** start **
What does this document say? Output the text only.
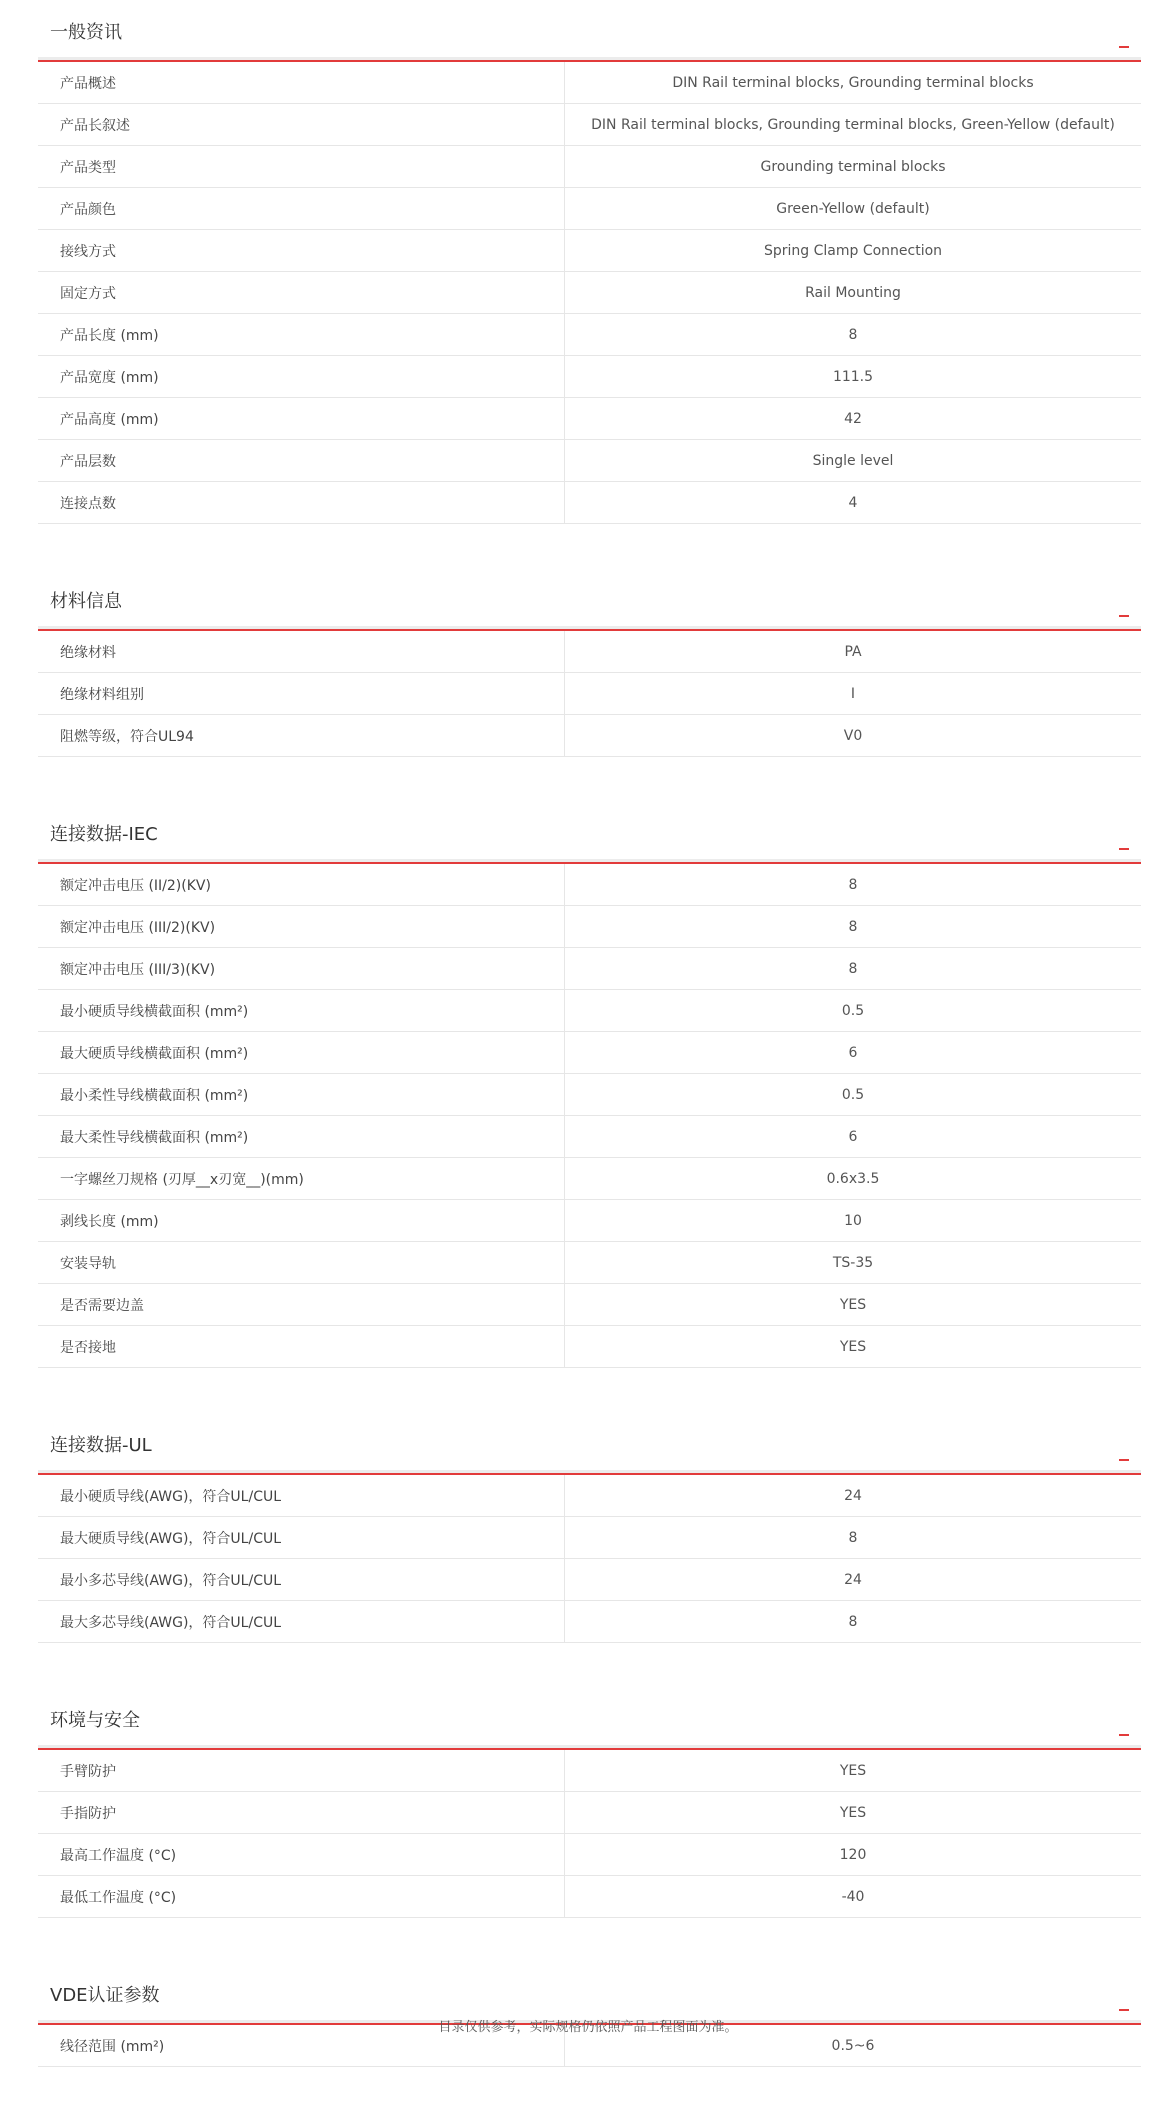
一般资讯
产品概述	DIN Rail terminal blocks, Grounding terminal blocks
产品长叙述	DIN Rail terminal blocks, Grounding terminal blocks, Green-Yellow (default)
产品类型	Grounding terminal blocks
产品颜色	Green-Yellow (default)
接线方式	Spring Clamp Connection
固定方式	Rail Mounting
产品长度 (mm)	8
产品宽度 (mm)	111.5
产品高度 (mm)	42
产品层数	Single level
连接点数	4
材料信息
绝缘材料	PA
绝缘材料组别	I
阻燃等级，符合UL94	V0
连接数据-IEC
额定冲击电压 (II/2)(KV)	8
额定冲击电压 (III/2)(KV)	8
额定冲击电压 (III/3)(KV)	8
最小硬质导线横截面积 (mm²)	0.5
最大硬质导线横截面积 (mm²)	6
最小柔性导线横截面积 (mm²)	0.5
最大柔性导线横截面积 (mm²)	6
一字螺丝刀规格 (刃厚__x刃宽__)(mm)	0.6x3.5
剥线长度 (mm)	10
安装导轨	TS-35
是否需要边盖	YES
是否接地	YES
连接数据-UL
最小硬质导线(AWG)，符合UL/CUL	24
最大硬质导线(AWG)，符合UL/CUL	8
最小多芯导线(AWG)，符合UL/CUL	24
最大多芯导线(AWG)，符合UL/CUL	8
环境与安全
手臂防护	YES
手指防护	YES
最高工作温度 (°C)	120
最低工作温度 (°C)	-40
VDE认证参数
线径范围 (mm²)	0.5~6
目录仅供参考，实际规格仍依照产品工程图面为准。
** end **
■ Task prompt ■
Take the data above and repeat it exactly, leaving each picture out.

■ Full solution ■
What does this document say? Output the text only.
一般资讯
产品概述	DIN Rail terminal blocks, Grounding terminal blocks
产品长叙述	DIN Rail terminal blocks, Grounding terminal blocks, Green-Yellow (default)
产品类型	Grounding terminal blocks
产品颜色	Green-Yellow (default)
接线方式	Spring Clamp Connection
固定方式	Rail Mounting
产品长度 (mm)	8
产品宽度 (mm)	111.5
产品高度 (mm)	42
产品层数	Single level
连接点数	4
材料信息
绝缘材料	PA
绝缘材料组别	I
阻燃等级，符合UL94	V0
连接数据-IEC
额定冲击电压 (II/2)(KV)	8
额定冲击电压 (III/2)(KV)	8
额定冲击电压 (III/3)(KV)	8
最小硬质导线横截面积 (mm²)	0.5
最大硬质导线横截面积 (mm²)	6
最小柔性导线横截面积 (mm²)	0.5
最大柔性导线横截面积 (mm²)	6
一字螺丝刀规格 (刃厚__x刃宽__)(mm)	0.6x3.5
剥线长度 (mm)	10
安装导轨	TS-35
是否需要边盖	YES
是否接地	YES
连接数据-UL
最小硬质导线(AWG)，符合UL/CUL	24
最大硬质导线(AWG)，符合UL/CUL	8
最小多芯导线(AWG)，符合UL/CUL	24
最大多芯导线(AWG)，符合UL/CUL	8
环境与安全
手臂防护	YES
手指防护	YES
最高工作温度 (°C)	120
最低工作温度 (°C)	-40
VDE认证参数
线径范围 (mm²)	0.5~6
目录仅供参考，实际规格仍依照产品工程图面为准。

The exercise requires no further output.